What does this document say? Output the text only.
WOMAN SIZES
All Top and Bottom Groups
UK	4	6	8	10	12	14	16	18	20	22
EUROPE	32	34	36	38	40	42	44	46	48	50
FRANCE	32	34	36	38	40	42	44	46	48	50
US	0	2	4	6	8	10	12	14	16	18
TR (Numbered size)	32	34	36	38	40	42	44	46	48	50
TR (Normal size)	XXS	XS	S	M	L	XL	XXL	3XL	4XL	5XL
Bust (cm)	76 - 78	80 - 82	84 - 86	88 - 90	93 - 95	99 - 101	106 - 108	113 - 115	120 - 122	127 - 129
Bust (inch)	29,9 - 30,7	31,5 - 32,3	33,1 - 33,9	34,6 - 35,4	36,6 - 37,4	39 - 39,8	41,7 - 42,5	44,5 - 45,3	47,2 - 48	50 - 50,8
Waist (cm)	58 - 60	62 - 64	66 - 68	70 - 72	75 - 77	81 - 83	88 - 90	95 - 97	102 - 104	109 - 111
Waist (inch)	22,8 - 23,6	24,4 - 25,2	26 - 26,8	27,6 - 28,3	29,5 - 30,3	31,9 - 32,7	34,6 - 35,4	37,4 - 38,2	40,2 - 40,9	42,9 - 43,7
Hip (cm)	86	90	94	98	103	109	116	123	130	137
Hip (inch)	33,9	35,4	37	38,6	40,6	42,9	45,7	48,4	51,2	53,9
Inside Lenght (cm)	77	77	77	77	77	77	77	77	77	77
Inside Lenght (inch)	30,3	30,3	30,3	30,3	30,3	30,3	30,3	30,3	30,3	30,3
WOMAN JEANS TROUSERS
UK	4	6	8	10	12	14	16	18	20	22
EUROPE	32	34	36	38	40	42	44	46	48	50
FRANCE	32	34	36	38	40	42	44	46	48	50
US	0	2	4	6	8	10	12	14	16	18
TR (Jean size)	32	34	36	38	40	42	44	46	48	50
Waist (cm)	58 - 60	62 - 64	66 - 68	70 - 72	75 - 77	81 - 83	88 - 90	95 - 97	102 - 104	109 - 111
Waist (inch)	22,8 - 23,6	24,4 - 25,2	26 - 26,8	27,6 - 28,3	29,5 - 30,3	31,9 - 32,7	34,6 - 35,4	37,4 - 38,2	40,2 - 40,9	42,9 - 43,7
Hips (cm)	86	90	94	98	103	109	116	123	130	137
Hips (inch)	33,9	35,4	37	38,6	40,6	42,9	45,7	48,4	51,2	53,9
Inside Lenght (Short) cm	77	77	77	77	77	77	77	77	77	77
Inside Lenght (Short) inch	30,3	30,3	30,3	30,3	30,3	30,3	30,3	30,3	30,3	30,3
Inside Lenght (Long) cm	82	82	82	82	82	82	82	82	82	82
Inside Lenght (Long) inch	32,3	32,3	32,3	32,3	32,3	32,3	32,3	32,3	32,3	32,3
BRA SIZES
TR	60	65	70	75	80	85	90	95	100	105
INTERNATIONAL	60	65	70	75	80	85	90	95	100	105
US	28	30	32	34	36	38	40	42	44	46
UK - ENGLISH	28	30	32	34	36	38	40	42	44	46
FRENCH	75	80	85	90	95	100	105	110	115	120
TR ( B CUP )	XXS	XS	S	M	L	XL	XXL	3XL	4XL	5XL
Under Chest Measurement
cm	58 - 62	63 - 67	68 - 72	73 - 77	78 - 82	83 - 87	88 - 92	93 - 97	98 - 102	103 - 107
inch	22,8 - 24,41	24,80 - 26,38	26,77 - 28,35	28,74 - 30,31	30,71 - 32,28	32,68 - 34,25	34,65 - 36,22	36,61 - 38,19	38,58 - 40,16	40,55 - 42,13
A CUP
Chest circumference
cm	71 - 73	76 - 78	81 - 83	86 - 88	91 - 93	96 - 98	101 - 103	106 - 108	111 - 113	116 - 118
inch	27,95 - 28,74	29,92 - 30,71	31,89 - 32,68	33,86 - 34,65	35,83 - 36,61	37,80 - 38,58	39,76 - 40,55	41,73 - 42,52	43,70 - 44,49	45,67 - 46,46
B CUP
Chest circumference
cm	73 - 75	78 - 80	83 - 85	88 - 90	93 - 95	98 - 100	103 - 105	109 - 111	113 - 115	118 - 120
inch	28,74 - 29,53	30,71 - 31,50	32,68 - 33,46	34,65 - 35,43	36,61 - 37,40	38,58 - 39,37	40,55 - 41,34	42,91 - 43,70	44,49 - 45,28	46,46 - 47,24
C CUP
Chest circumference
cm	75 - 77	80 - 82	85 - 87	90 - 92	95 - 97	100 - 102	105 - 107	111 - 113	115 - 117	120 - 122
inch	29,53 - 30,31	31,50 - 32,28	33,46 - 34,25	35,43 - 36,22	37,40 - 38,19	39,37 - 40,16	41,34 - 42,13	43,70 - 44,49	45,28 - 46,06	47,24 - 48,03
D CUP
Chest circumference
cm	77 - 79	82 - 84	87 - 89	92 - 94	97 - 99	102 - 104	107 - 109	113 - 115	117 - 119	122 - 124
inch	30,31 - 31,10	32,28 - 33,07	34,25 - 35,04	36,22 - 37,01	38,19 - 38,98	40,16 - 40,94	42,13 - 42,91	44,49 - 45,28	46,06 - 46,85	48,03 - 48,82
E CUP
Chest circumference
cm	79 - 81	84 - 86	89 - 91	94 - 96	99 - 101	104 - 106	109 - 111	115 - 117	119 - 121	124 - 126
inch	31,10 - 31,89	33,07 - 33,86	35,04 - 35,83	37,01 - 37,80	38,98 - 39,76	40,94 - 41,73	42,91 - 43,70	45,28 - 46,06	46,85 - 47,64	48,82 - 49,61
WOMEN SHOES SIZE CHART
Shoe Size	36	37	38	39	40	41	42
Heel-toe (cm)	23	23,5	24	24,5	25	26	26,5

──────────────────────────────

> Short exercise
Send back each record exactly as it stands.

> The completed task
What does this document say? Output the text only.
WOMAN SIZES
All Top and Bottom Groups
UK	4	6	8	10	12	14	16	18	20	22
EUROPE	32	34	36	38	40	42	44	46	48	50
FRANCE	32	34	36	38	40	42	44	46	48	50
US	0	2	4	6	8	10	12	14	16	18
TR (Numbered size)	32	34	36	38	40	42	44	46	48	50
TR (Normal size)	XXS	XS	S	M	L	XL	XXL	3XL	4XL	5XL
Bust (cm)	76 - 78	80 - 82	84 - 86	88 - 90	93 - 95	99 - 101	106 - 108	113 - 115	120 - 122	127 - 129
Bust (inch)	29,9 - 30,7	31,5 - 32,3	33,1 - 33,9	34,6 - 35,4	36,6 - 37,4	39 - 39,8	41,7 - 42,5	44,5 - 45,3	47,2 - 48	50 - 50,8
Waist (cm)	58 - 60	62 - 64	66 - 68	70 - 72	75 - 77	81 - 83	88 - 90	95 - 97	102 - 104	109 - 111
Waist (inch)	22,8 - 23,6	24,4 - 25,2	26 - 26,8	27,6 - 28,3	29,5 - 30,3	31,9 - 32,7	34,6 - 35,4	37,4 - 38,2	40,2 - 40,9	42,9 - 43,7
Hip (cm)	86	90	94	98	103	109	116	123	130	137
Hip (inch)	33,9	35,4	37	38,6	40,6	42,9	45,7	48,4	51,2	53,9
Inside Lenght (cm)	77	77	77	77	77	77	77	77	77	77
Inside Lenght (inch)	30,3	30,3	30,3	30,3	30,3	30,3	30,3	30,3	30,3	30,3
WOMAN JEANS TROUSERS
UK	4	6	8	10	12	14	16	18	20	22
EUROPE	32	34	36	38	40	42	44	46	48	50
FRANCE	32	34	36	38	40	42	44	46	48	50
US	0	2	4	6	8	10	12	14	16	18
TR (Jean size)	32	34	36	38	40	42	44	46	48	50
Waist (cm)	58 - 60	62 - 64	66 - 68	70 - 72	75 - 77	81 - 83	88 - 90	95 - 97	102 - 104	109 - 111
Waist (inch)	22,8 - 23,6	24,4 - 25,2	26 - 26,8	27,6 - 28,3	29,5 - 30,3	31,9 - 32,7	34,6 - 35,4	37,4 - 38,2	40,2 - 40,9	42,9 - 43,7
Hips (cm)	86	90	94	98	103	109	116	123	130	137
Hips (inch)	33,9	35,4	37	38,6	40,6	42,9	45,7	48,4	51,2	53,9
Inside Lenght (Short) cm	77	77	77	77	77	77	77	77	77	77
Inside Lenght (Short) inch	30,3	30,3	30,3	30,3	30,3	30,3	30,3	30,3	30,3	30,3
Inside Lenght (Long) cm	82	82	82	82	82	82	82	82	82	82
Inside Lenght (Long) inch	32,3	32,3	32,3	32,3	32,3	32,3	32,3	32,3	32,3	32,3
BRA SIZES
TR	60	65	70	75	80	85	90	95	100	105
INTERNATIONAL	60	65	70	75	80	85	90	95	100	105
US	28	30	32	34	36	38	40	42	44	46
UK - ENGLISH	28	30	32	34	36	38	40	42	44	46
FRENCH	75	80	85	90	95	100	105	110	115	120
TR ( B CUP )	XXS	XS	S	M	L	XL	XXL	3XL	4XL	5XL
Under Chest Measurement
cm	58 - 62	63 - 67	68 - 72	73 - 77	78 - 82	83 - 87	88 - 92	93 - 97	98 - 102	103 - 107
inch	22,8 - 24,41	24,80 - 26,38	26,77 - 28,35	28,74 - 30,31	30,71 - 32,28	32,68 - 34,25	34,65 - 36,22	36,61 - 38,19	38,58 - 40,16	40,55 - 42,13
A CUP
Chest circumference
cm	71 - 73	76 - 78	81 - 83	86 - 88	91 - 93	96 - 98	101 - 103	106 - 108	111 - 113	116 - 118
inch	27,95 - 28,74	29,92 - 30,71	31,89 - 32,68	33,86 - 34,65	35,83 - 36,61	37,80 - 38,58	39,76 - 40,55	41,73 - 42,52	43,70 - 44,49	45,67 - 46,46
B CUP
Chest circumference
cm	73 - 75	78 - 80	83 - 85	88 - 90	93 - 95	98 - 100	103 - 105	109 - 111	113 - 115	118 - 120
inch	28,74 - 29,53	30,71 - 31,50	32,68 - 33,46	34,65 - 35,43	36,61 - 37,40	38,58 - 39,37	40,55 - 41,34	42,91 - 43,70	44,49 - 45,28	46,46 - 47,24
C CUP
Chest circumference
cm	75 - 77	80 - 82	85 - 87	90 - 92	95 - 97	100 - 102	105 - 107	111 - 113	115 - 117	120 - 122
inch	29,53 - 30,31	31,50 - 32,28	33,46 - 34,25	35,43 - 36,22	37,40 - 38,19	39,37 - 40,16	41,34 - 42,13	43,70 - 44,49	45,28 - 46,06	47,24 - 48,03
D CUP
Chest circumference
cm	77 - 79	82 - 84	87 - 89	92 - 94	97 - 99	102 - 104	107 - 109	113 - 115	117 - 119	122 - 124
inch	30,31 - 31,10	32,28 - 33,07	34,25 - 35,04	36,22 - 37,01	38,19 - 38,98	40,16 - 40,94	42,13 - 42,91	44,49 - 45,28	46,06 - 46,85	48,03 - 48,82
E CUP
Chest circumference
cm	79 - 81	84 - 86	89 - 91	94 - 96	99 - 101	104 - 106	109 - 111	115 - 117	119 - 121	124 - 126
inch	31,10 - 31,89	33,07 - 33,86	35,04 - 35,83	37,01 - 37,80	38,98 - 39,76	40,94 - 41,73	42,91 - 43,70	45,28 - 46,06	46,85 - 47,64	48,82 - 49,61
WOMEN SHOES SIZE CHART
Shoe Size	36	37	38	39	40	41	42
Heel-toe (cm)	23	23,5	24	24,5	25	26	26,5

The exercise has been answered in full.